**Task objective**
Using the data below, copy each line that includes the word "quvchilarning".

**Collection entries**
>>>>>
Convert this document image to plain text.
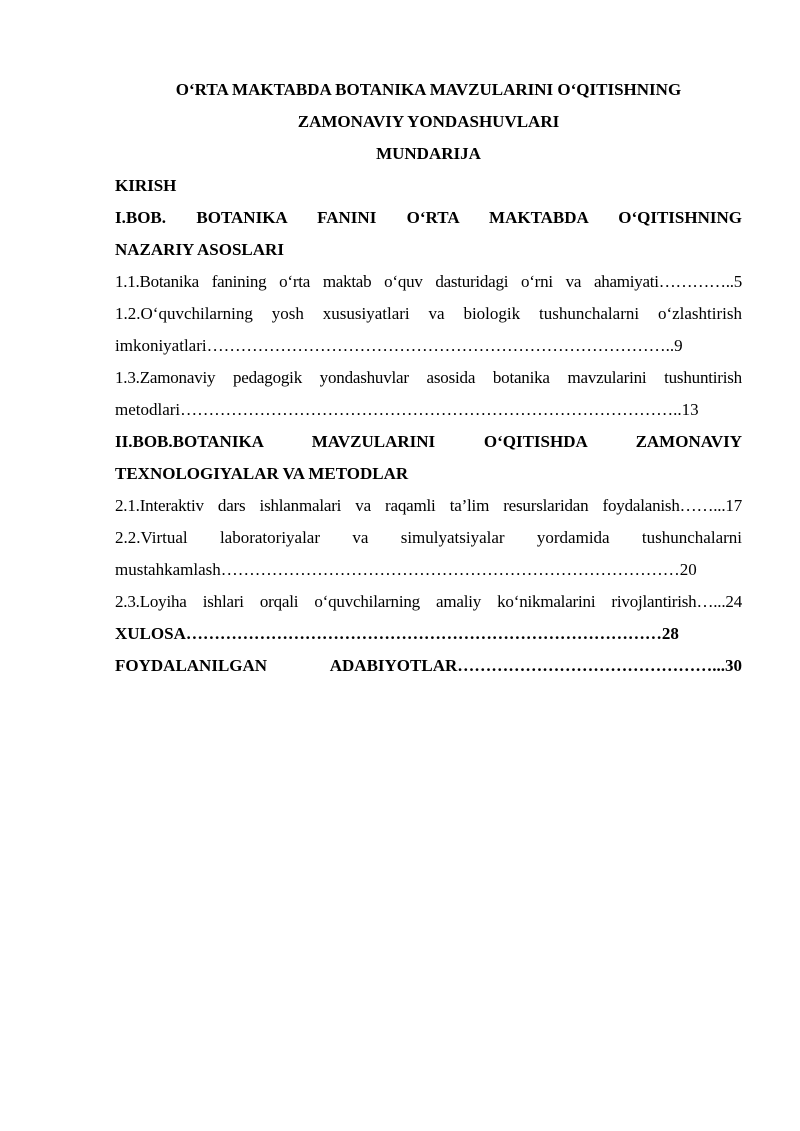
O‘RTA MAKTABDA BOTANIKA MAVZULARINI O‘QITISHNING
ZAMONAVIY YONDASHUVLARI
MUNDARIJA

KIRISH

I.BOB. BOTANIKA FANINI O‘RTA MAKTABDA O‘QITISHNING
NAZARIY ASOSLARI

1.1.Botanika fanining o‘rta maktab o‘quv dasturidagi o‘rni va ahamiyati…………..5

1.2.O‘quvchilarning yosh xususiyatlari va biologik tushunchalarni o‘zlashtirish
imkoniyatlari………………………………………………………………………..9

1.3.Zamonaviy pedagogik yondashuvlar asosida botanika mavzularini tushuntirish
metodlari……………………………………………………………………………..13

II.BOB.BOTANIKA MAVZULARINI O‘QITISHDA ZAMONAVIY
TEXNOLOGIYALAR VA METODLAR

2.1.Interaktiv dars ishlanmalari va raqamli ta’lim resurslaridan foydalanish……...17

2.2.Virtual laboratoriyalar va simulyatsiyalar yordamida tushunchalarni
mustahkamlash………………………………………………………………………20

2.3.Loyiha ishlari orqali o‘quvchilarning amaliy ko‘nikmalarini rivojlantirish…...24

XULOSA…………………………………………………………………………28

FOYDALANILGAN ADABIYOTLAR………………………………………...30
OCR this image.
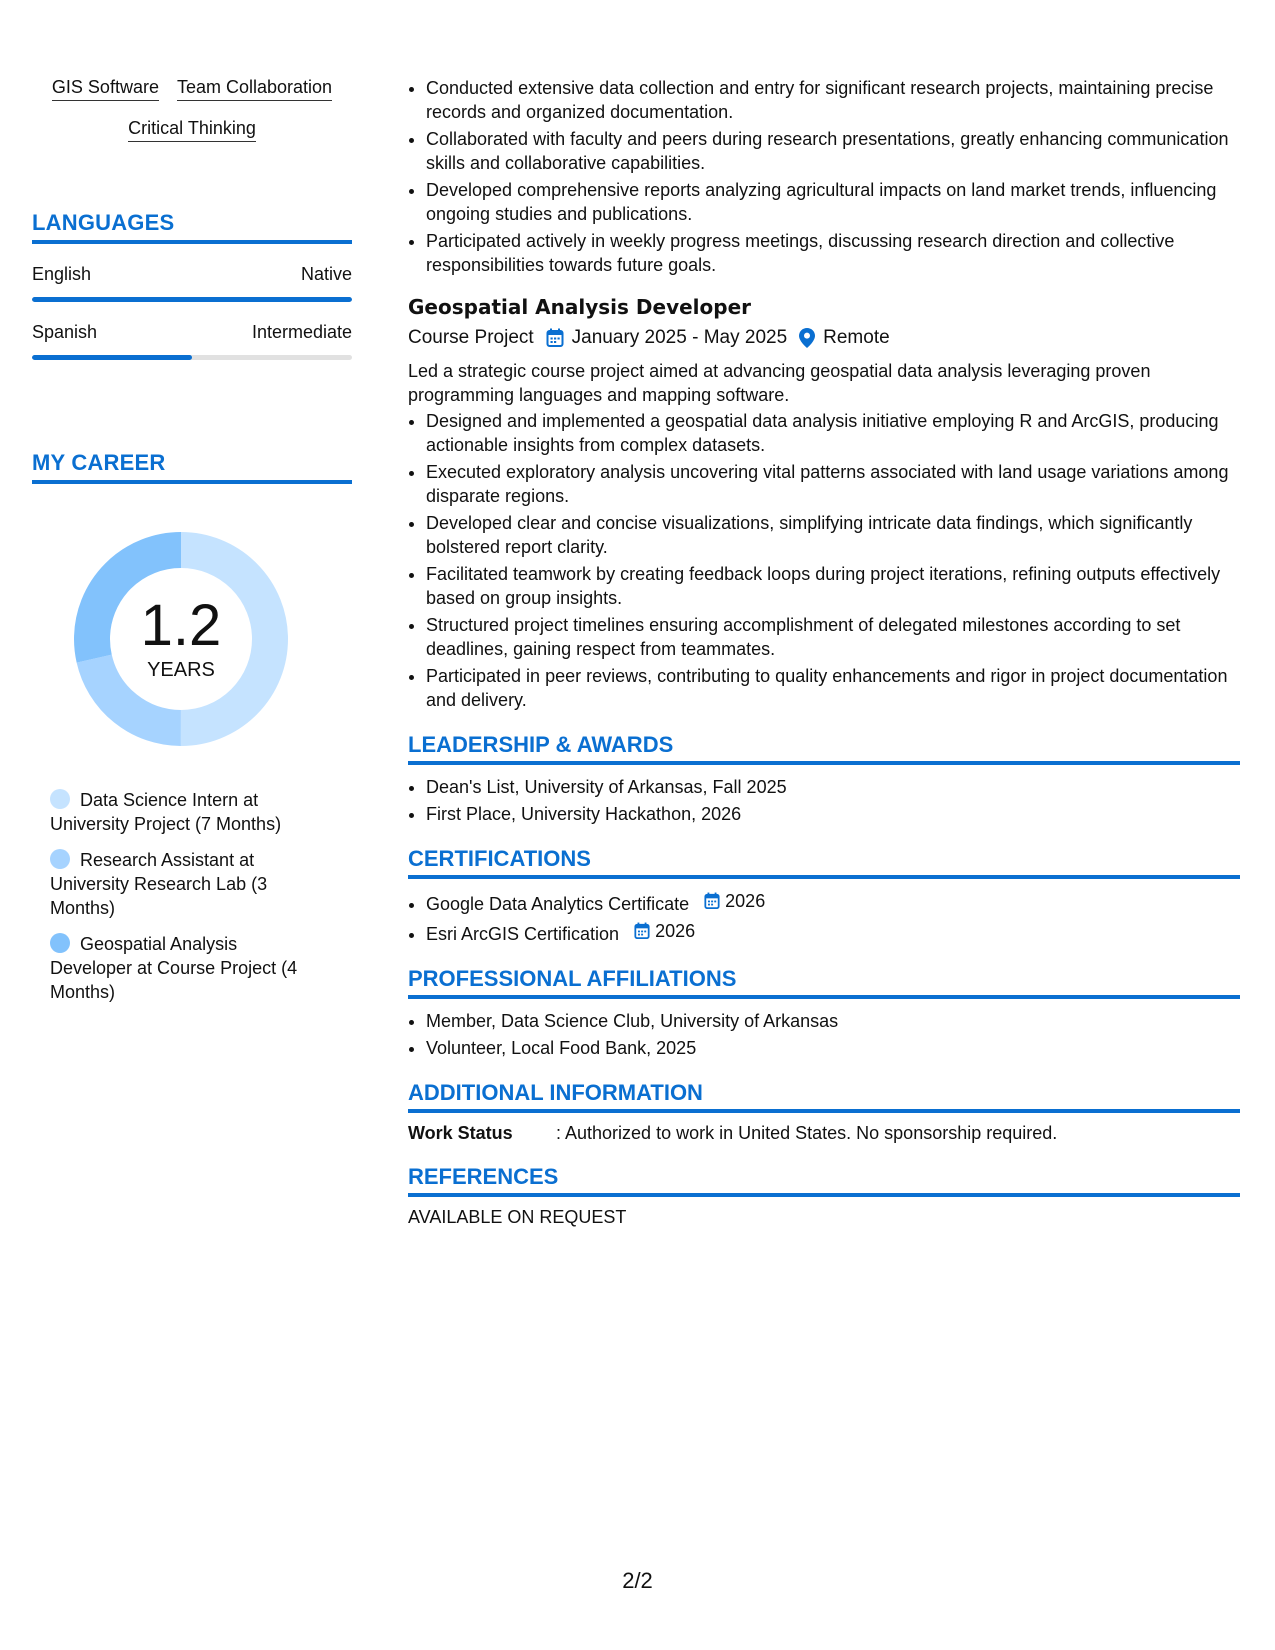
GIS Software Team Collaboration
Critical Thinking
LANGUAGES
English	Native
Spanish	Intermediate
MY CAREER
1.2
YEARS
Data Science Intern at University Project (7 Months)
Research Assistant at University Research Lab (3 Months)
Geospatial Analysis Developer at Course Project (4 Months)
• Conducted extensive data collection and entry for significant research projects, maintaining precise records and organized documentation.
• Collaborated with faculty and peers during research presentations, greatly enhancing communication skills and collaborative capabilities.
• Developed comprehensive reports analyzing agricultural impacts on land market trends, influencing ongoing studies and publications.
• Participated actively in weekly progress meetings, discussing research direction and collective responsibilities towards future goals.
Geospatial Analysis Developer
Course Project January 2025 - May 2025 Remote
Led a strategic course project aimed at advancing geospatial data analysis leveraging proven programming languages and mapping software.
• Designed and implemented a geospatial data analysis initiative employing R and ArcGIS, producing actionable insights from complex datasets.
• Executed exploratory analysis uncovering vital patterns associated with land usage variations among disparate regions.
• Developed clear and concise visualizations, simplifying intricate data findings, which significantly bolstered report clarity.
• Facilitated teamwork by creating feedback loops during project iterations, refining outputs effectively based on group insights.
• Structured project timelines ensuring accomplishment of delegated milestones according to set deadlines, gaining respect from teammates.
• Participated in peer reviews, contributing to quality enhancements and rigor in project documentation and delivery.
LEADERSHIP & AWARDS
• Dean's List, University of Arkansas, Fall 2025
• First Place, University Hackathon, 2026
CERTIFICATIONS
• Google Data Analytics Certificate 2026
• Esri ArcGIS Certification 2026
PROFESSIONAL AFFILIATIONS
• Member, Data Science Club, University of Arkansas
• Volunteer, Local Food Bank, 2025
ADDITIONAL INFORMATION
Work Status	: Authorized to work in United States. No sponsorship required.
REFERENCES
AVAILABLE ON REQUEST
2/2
<<<<<
>>>>>
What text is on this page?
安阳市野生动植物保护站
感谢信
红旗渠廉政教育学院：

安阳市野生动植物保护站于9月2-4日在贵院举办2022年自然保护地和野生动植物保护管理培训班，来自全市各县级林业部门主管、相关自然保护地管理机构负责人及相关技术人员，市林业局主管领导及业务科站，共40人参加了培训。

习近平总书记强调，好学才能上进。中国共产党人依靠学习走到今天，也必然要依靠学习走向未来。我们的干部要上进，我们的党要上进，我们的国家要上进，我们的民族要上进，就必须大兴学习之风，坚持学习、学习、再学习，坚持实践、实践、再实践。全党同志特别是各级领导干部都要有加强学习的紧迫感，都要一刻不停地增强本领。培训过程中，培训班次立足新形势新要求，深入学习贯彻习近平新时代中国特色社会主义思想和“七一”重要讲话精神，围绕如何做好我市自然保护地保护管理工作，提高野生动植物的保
<<<<<
**Solution to this task**
1.2.O‘quvchilarning yosh xususiyatlari va biologik tushunchalarni o‘zlashtirish
2.3.Loyiha ishlari orqali o‘quvchilarning amaliy ko‘nikmalarini rivojlantirish…...24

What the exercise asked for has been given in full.